TASK OBJECTIVE:
Take each line that has the word "проведении" and return it.

GIVEN INFORMATION:
-----

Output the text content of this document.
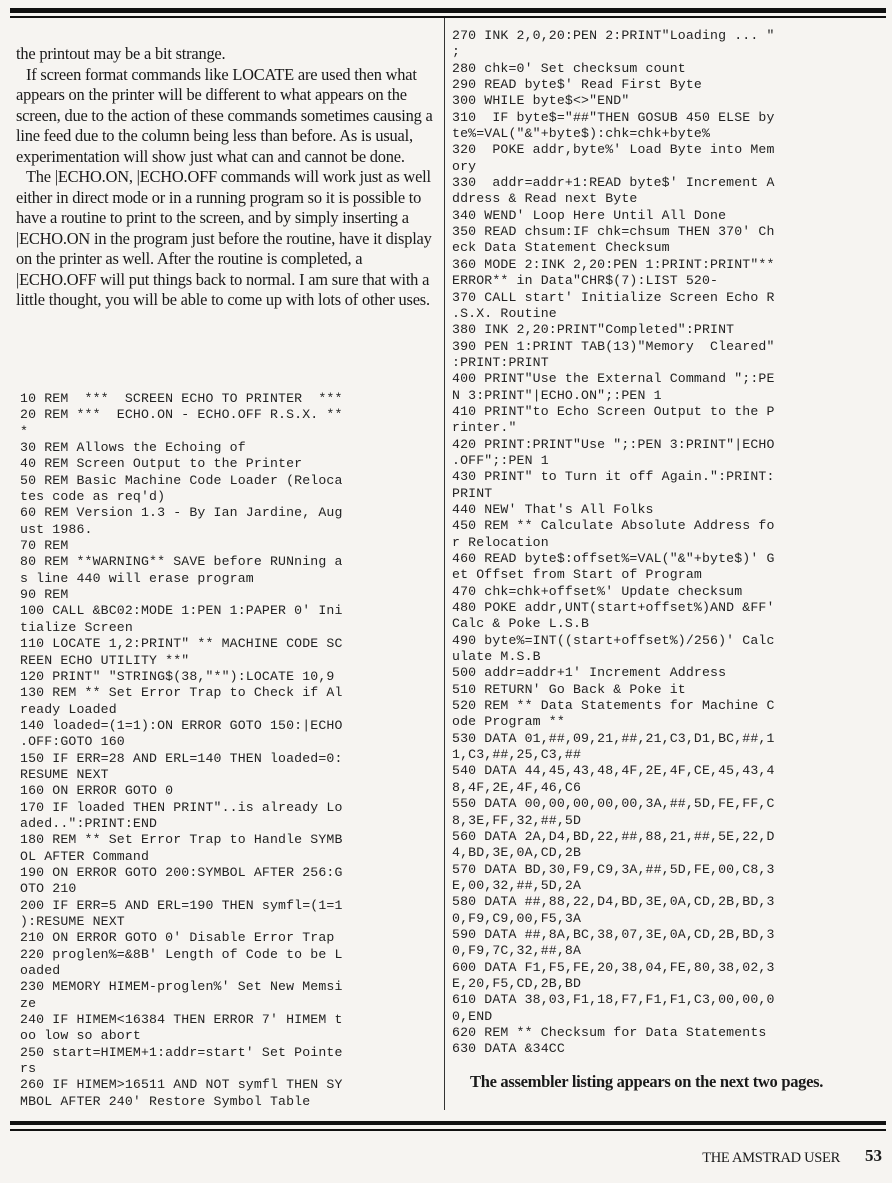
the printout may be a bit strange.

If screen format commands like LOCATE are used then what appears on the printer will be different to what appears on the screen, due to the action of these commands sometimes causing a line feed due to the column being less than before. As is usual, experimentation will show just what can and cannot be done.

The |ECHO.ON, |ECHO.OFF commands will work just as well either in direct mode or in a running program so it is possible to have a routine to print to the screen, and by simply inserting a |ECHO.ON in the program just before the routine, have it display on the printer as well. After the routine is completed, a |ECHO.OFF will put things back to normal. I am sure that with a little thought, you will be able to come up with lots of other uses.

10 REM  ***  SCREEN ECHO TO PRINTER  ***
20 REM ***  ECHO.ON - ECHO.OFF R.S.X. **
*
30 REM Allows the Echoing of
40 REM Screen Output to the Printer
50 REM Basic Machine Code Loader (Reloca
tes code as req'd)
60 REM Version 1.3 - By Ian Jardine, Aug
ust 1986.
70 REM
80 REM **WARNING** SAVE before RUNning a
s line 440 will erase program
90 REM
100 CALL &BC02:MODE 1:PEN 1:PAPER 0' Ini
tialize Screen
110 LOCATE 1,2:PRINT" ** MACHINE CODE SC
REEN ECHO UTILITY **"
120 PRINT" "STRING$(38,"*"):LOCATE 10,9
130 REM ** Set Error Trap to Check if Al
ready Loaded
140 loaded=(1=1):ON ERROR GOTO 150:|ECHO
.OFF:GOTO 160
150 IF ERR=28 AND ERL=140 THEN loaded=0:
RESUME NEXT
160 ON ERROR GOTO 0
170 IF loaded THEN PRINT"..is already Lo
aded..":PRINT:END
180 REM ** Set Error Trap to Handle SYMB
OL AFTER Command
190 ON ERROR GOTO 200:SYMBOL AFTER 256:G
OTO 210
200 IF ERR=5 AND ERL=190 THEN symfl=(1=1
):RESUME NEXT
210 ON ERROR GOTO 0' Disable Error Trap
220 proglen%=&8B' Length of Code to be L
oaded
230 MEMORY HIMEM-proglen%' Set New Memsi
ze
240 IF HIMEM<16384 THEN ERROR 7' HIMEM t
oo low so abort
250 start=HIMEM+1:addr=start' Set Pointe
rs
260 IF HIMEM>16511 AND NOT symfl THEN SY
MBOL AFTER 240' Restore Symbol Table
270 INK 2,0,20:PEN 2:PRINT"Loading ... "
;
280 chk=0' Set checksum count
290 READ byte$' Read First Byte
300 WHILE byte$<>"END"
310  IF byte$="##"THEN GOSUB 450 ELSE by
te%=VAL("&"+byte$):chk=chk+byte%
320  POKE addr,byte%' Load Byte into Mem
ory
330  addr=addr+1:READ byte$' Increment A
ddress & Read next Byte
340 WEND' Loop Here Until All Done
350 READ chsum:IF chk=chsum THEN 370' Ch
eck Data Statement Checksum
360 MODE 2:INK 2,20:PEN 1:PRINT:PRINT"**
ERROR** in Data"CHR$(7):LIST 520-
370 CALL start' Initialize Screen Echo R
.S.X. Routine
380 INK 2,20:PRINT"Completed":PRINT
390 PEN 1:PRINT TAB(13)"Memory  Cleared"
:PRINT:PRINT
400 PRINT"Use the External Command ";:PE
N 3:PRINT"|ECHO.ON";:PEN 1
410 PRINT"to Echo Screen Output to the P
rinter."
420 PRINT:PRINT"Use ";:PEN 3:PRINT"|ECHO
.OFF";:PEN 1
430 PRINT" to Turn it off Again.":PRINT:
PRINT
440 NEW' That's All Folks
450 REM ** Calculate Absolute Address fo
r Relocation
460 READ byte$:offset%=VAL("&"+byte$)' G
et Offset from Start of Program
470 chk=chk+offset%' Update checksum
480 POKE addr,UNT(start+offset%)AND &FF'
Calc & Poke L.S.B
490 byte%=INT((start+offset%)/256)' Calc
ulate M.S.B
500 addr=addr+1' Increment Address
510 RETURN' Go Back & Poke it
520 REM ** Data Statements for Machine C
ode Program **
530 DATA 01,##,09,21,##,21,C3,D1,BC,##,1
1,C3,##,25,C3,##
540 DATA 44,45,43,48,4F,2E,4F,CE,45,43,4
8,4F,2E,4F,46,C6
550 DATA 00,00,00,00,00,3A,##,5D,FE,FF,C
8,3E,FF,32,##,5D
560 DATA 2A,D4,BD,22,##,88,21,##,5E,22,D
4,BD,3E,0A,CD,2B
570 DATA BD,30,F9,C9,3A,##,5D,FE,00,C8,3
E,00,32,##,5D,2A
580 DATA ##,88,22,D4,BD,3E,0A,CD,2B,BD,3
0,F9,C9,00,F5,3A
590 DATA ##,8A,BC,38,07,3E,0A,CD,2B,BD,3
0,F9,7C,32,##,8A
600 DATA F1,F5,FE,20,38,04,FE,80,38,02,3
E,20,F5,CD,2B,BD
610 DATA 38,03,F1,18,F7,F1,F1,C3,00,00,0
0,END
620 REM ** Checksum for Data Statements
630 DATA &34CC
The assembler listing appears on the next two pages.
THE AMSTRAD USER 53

-----

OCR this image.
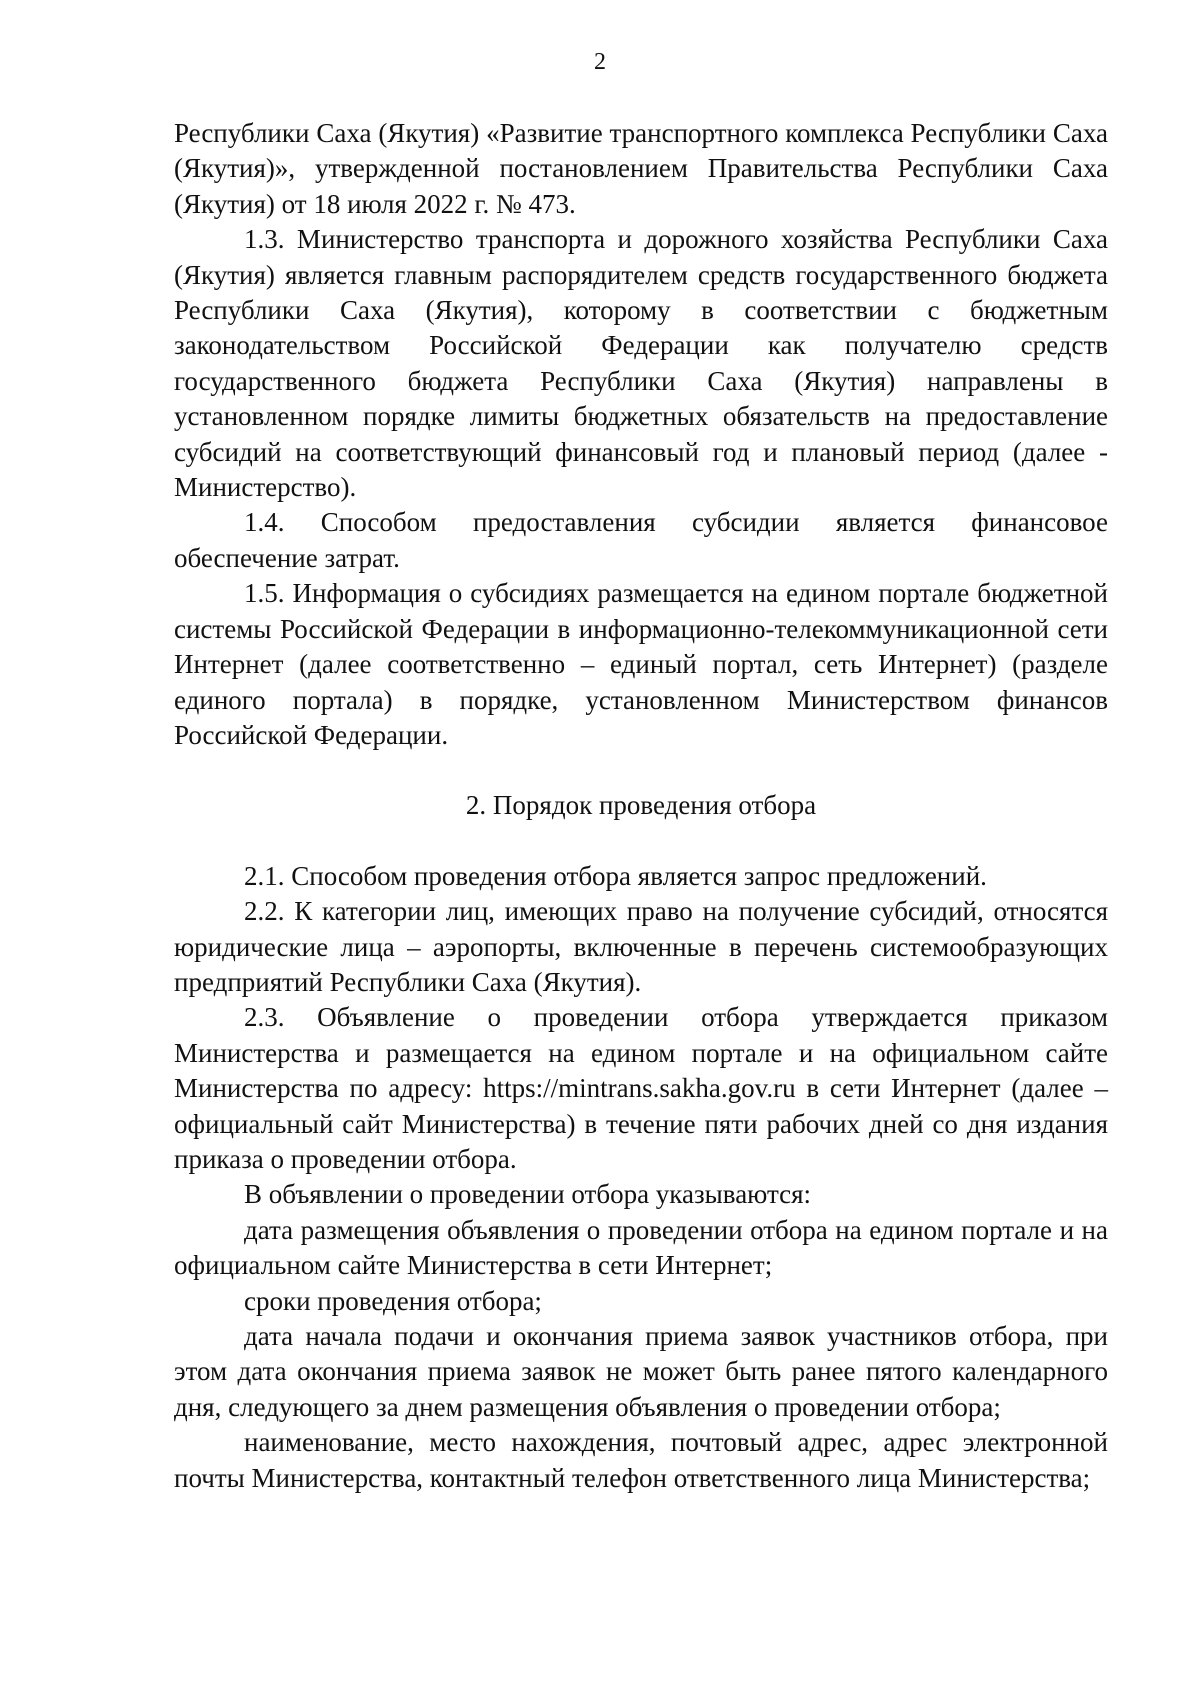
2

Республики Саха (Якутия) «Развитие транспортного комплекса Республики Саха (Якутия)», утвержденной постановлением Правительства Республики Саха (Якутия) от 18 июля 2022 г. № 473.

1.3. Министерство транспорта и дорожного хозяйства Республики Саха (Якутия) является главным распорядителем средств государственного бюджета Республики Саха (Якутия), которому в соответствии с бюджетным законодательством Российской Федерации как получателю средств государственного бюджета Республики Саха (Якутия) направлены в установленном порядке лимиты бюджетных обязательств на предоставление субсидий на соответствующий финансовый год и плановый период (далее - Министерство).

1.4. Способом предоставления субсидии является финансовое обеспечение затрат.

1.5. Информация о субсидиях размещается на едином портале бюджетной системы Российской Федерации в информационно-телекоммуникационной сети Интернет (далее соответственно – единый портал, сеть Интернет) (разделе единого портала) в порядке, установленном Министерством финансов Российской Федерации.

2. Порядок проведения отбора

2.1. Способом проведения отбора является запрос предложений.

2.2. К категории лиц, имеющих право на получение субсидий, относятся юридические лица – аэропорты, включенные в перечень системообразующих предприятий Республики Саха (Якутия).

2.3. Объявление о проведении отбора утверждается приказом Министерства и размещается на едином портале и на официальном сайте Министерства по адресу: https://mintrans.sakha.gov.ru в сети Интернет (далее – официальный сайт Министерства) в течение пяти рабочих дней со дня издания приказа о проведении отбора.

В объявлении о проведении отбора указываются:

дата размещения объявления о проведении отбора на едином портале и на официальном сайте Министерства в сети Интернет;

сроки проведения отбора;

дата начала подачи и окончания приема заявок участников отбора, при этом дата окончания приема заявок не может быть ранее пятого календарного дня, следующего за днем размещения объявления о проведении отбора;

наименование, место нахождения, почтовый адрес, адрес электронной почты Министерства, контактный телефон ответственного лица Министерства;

-----

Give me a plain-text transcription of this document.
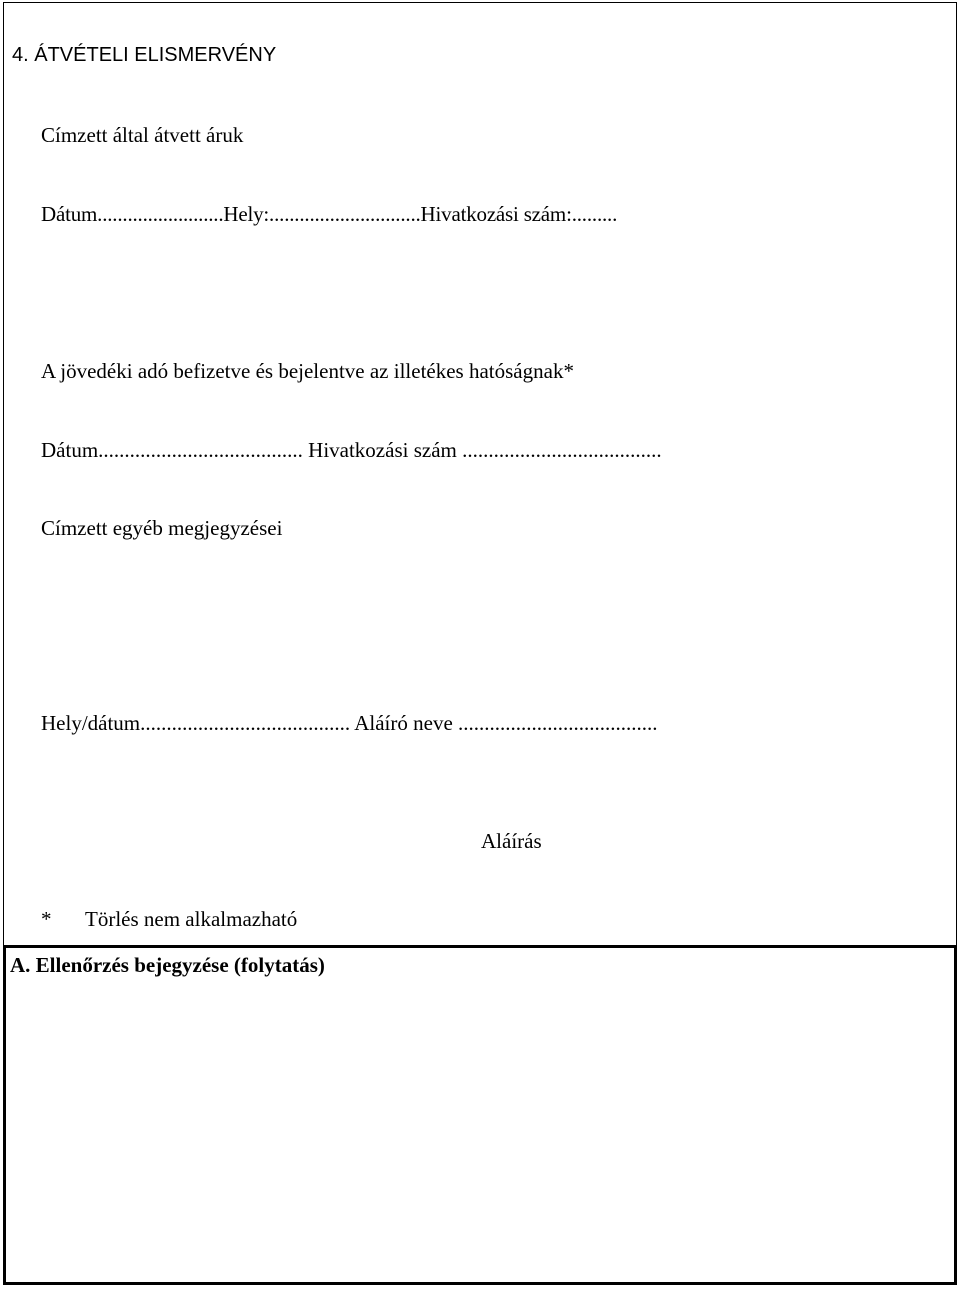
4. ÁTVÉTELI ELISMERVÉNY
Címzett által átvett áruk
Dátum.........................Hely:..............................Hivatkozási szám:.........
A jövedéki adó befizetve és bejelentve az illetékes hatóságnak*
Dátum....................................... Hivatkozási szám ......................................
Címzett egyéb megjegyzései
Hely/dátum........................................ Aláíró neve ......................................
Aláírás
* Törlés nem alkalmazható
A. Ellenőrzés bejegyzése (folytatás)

-----

CORRECT ANSWER:
2.3. Объявление о проведении отбора утверждается приказом Министерства и размещается на едином портале и на официальном сайте Министерства по адресу: https://mintrans.sakha.gov.ru в сети Интернет (далее – официальный сайт Министерства) в течение пяти рабочих дней со дня издания приказа о проведении отбора.
В объявлении о проведении отбора указываются:
дата размещения объявления о проведении отбора на едином портале и на официальном сайте Министерства в сети Интернет;
дата начала подачи и окончания приема заявок участников отбора, при этом дата окончания приема заявок не может быть ранее пятого календарного дня, следующего за днем размещения объявления о проведении отбора;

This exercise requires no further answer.